** Start of SUPPLIED RECORDS **

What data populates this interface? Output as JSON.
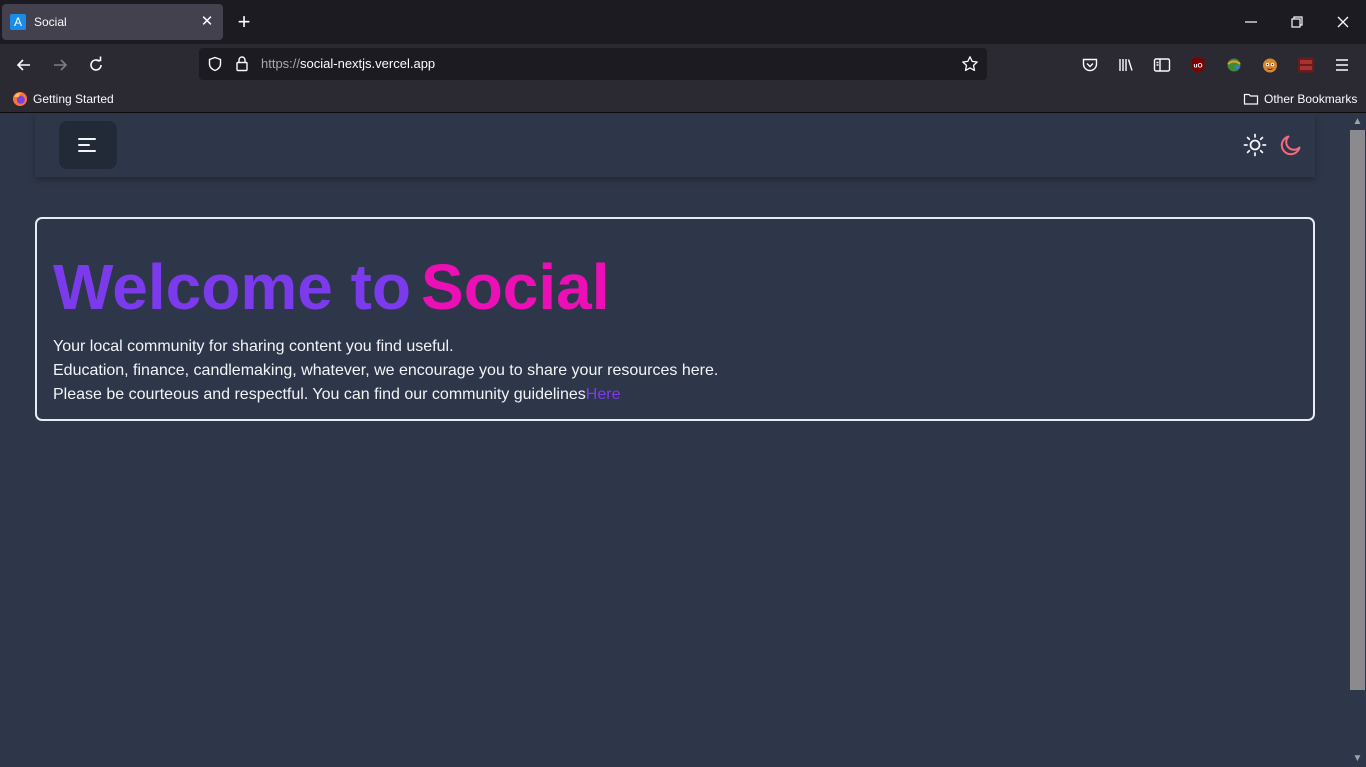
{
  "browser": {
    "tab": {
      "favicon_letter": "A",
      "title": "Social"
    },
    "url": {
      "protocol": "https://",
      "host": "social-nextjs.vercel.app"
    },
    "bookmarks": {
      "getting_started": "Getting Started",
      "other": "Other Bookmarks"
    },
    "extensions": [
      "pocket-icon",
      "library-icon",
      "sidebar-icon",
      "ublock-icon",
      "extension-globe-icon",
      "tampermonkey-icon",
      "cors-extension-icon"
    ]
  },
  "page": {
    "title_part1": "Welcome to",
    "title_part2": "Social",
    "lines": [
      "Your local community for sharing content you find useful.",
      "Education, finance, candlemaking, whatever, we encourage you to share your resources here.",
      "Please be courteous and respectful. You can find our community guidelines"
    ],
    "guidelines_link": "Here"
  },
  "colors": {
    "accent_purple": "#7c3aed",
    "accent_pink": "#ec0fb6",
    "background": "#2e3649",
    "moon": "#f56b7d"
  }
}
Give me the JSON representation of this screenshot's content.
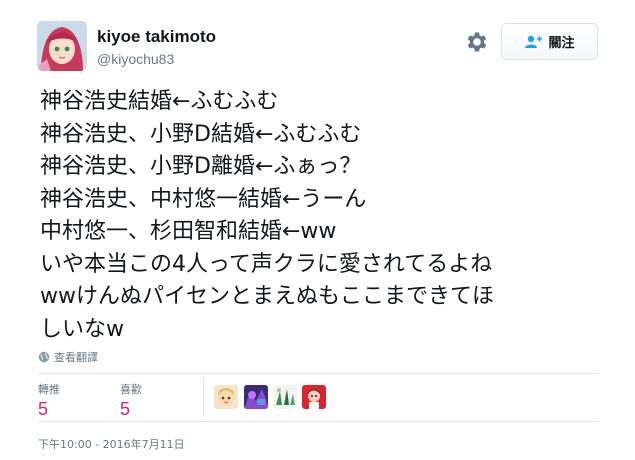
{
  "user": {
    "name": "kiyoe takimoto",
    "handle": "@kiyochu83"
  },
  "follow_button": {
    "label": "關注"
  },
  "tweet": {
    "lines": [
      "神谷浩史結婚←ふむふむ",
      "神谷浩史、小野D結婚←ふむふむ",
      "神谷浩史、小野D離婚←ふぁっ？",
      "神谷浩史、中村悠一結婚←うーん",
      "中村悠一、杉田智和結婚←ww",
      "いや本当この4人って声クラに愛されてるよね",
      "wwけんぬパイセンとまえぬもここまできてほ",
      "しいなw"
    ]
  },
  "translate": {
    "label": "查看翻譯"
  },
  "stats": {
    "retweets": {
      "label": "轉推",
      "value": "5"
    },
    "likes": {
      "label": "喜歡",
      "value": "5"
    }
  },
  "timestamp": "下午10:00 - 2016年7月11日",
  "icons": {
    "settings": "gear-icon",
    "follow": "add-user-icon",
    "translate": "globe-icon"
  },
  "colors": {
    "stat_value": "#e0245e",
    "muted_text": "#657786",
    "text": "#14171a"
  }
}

** End of SUPPLIED RECORDS **

[DIRECTIONS FOR THIS TASK] Leave out the pictures and output the rest of the material exactly as written.

[RESPONSE TO THE EXERCISE]
What data populates this interface? Output as JSON.
{
  "browser": {
    "tab": {
      "favicon_letter": "A",
      "title": "Social"
    },
    "url": {
      "protocol": "https://",
      "host": "social-nextjs.vercel.app"
    },
    "bookmarks": {
      "getting_started": "Getting Started",
      "other": "Other Bookmarks"
    },
    "extensions": [
      "pocket-icon",
      "library-icon",
      "sidebar-icon",
      "ublock-icon",
      "extension-globe-icon",
      "tampermonkey-icon",
      "cors-extension-icon"
    ]
  },
  "page": {
    "title_part1": "Welcome to",
    "title_part2": "Social",
    "lines": [
      "Your local community for sharing content you find useful.",
      "Education, finance, candlemaking, whatever, we encourage you to share your resources here.",
      "Please be courteous and respectful. You can find our community guidelines"
    ],
    "guidelines_link": "Here"
  },
  "colors": {
    "accent_purple": "#7c3aed",
    "accent_pink": "#ec0fb6",
    "background": "#2e3649",
    "moon": "#f56b7d"
  }
}
Give me the JSON representation of this screenshot's content.
{
  "user": {
    "name": "kiyoe takimoto",
    "handle": "@kiyochu83"
  },
  "follow_button": {
    "label": "關注"
  },
  "tweet": {
    "lines": [
      "神谷浩史結婚←ふむふむ",
      "神谷浩史、小野D結婚←ふむふむ",
      "神谷浩史、小野D離婚←ふぁっ？",
      "神谷浩史、中村悠一結婚←うーん",
      "中村悠一、杉田智和結婚←ww",
      "いや本当この4人って声クラに愛されてるよね",
      "wwけんぬパイセンとまえぬもここまできてほ",
      "しいなw"
    ]
  },
  "translate": {
    "label": "查看翻譯"
  },
  "stats": {
    "retweets": {
      "label": "轉推",
      "value": "5"
    },
    "likes": {
      "label": "喜歡",
      "value": "5"
    }
  },
  "timestamp": "下午10:00 - 2016年7月11日",
  "icons": {
    "settings": "gear-icon",
    "follow": "add-user-icon",
    "translate": "globe-icon"
  },
  "colors": {
    "stat_value": "#e0245e",
    "muted_text": "#657786",
    "text": "#14171a"
  }
}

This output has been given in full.